#### Dataset entries:

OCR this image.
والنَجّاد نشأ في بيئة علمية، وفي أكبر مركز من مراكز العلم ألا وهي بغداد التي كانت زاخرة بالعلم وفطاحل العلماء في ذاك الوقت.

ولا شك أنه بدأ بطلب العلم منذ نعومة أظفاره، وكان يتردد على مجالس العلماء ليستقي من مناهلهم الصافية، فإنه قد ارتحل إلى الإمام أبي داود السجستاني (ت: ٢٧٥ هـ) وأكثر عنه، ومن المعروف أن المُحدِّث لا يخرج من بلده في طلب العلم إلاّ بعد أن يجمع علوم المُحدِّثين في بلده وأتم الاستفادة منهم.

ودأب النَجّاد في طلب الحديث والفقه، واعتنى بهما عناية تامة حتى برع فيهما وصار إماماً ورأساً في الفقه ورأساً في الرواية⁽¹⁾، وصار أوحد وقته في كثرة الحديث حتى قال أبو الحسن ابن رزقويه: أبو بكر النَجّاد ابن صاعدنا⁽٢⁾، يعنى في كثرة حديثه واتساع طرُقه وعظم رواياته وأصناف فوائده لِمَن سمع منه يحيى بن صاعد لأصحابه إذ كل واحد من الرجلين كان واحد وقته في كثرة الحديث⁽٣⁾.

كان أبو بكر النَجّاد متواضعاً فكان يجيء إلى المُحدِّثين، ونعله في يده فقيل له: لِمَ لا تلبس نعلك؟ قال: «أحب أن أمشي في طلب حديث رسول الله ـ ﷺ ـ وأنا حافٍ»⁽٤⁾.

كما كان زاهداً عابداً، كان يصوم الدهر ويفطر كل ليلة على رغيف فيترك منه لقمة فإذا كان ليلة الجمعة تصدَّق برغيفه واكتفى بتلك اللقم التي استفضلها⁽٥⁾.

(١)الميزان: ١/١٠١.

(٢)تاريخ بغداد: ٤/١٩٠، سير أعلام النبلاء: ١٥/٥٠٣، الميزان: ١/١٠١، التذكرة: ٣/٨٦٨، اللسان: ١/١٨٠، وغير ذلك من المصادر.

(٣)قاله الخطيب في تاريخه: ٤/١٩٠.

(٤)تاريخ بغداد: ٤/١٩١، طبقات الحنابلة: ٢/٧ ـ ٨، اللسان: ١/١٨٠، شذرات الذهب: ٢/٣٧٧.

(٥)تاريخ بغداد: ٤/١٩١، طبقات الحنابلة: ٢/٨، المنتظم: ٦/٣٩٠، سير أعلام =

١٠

* * *

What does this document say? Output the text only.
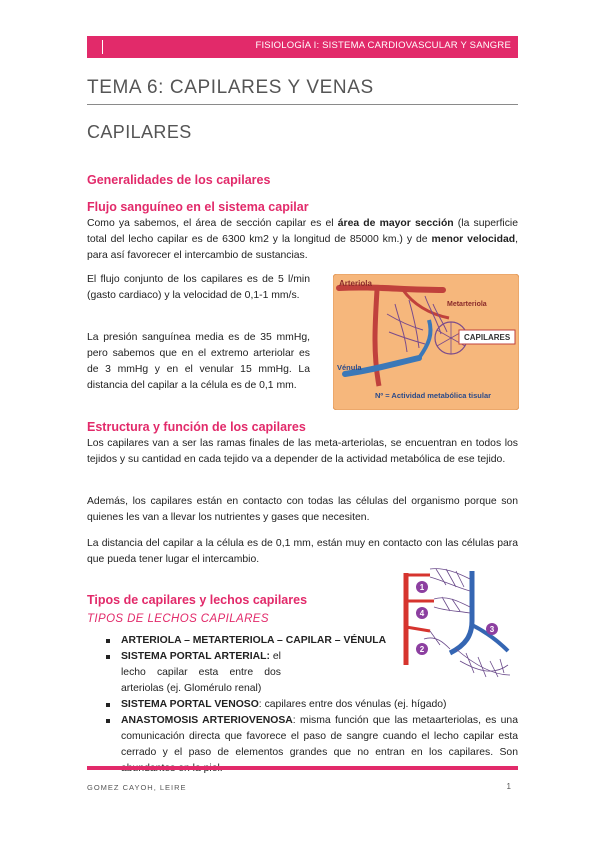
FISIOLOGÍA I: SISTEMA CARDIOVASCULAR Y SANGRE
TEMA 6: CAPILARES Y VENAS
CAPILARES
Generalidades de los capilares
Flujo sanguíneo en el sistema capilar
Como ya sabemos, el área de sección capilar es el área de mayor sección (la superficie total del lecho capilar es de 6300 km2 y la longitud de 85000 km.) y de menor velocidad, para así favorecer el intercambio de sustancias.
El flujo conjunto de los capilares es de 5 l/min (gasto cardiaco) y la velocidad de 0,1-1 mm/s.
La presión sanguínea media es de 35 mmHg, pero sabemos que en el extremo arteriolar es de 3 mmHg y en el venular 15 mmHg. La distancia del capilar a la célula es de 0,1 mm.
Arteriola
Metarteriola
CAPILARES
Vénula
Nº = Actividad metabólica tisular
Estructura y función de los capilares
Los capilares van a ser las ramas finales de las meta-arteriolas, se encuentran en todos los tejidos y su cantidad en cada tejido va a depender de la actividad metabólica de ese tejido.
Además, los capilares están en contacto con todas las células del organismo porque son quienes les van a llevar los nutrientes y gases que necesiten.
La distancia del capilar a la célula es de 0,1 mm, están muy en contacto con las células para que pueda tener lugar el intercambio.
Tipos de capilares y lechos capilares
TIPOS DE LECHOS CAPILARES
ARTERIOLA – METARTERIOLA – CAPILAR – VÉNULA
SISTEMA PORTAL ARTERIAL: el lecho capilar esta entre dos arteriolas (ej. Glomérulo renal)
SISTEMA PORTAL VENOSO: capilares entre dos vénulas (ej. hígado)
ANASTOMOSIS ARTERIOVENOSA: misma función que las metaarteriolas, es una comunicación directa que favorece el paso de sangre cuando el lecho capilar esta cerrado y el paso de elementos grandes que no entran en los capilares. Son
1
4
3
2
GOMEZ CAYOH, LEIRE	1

==

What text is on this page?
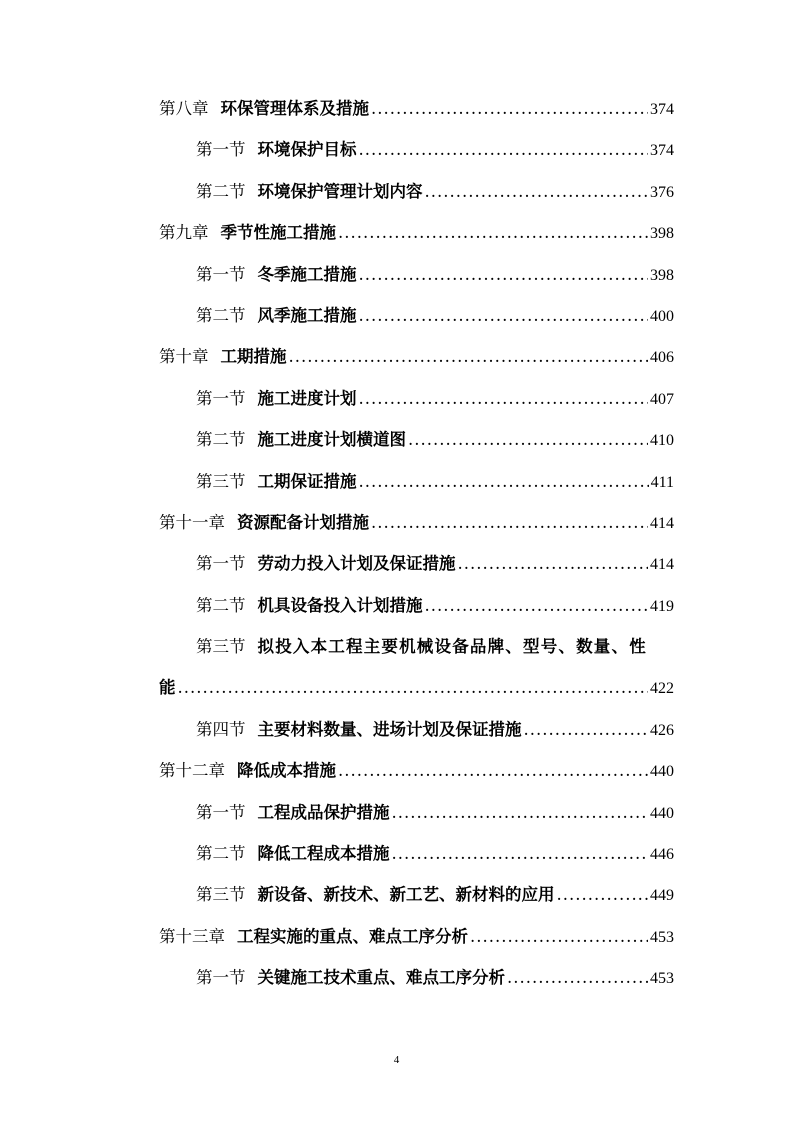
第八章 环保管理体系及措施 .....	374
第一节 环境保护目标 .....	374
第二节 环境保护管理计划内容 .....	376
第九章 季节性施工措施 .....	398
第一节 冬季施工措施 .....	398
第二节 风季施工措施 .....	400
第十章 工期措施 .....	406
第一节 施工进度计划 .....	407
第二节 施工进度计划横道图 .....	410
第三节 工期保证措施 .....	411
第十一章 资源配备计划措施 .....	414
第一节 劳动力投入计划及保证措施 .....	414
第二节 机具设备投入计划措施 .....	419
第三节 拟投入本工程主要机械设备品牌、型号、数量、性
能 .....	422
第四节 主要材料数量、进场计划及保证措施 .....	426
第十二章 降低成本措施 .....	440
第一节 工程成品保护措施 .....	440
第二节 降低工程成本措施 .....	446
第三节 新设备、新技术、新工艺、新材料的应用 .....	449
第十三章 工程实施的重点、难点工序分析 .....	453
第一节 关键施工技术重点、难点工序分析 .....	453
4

#### Task to carry out:
Which lines hold the word "esta"? Return all of them from the records above.

#### Exercise response:
SISTEMA PORTAL ARTERIAL: el lecho capilar esta entre dos arteriolas (ej. Glomérulo renal)
ANASTOMOSIS ARTERIOVENOSA: misma función que las metaarteriolas, es una comunicación directa que favorece el paso de sangre cuando el lecho capilar esta cerrado y el paso de elementos grandes que no entran en los capilares. Son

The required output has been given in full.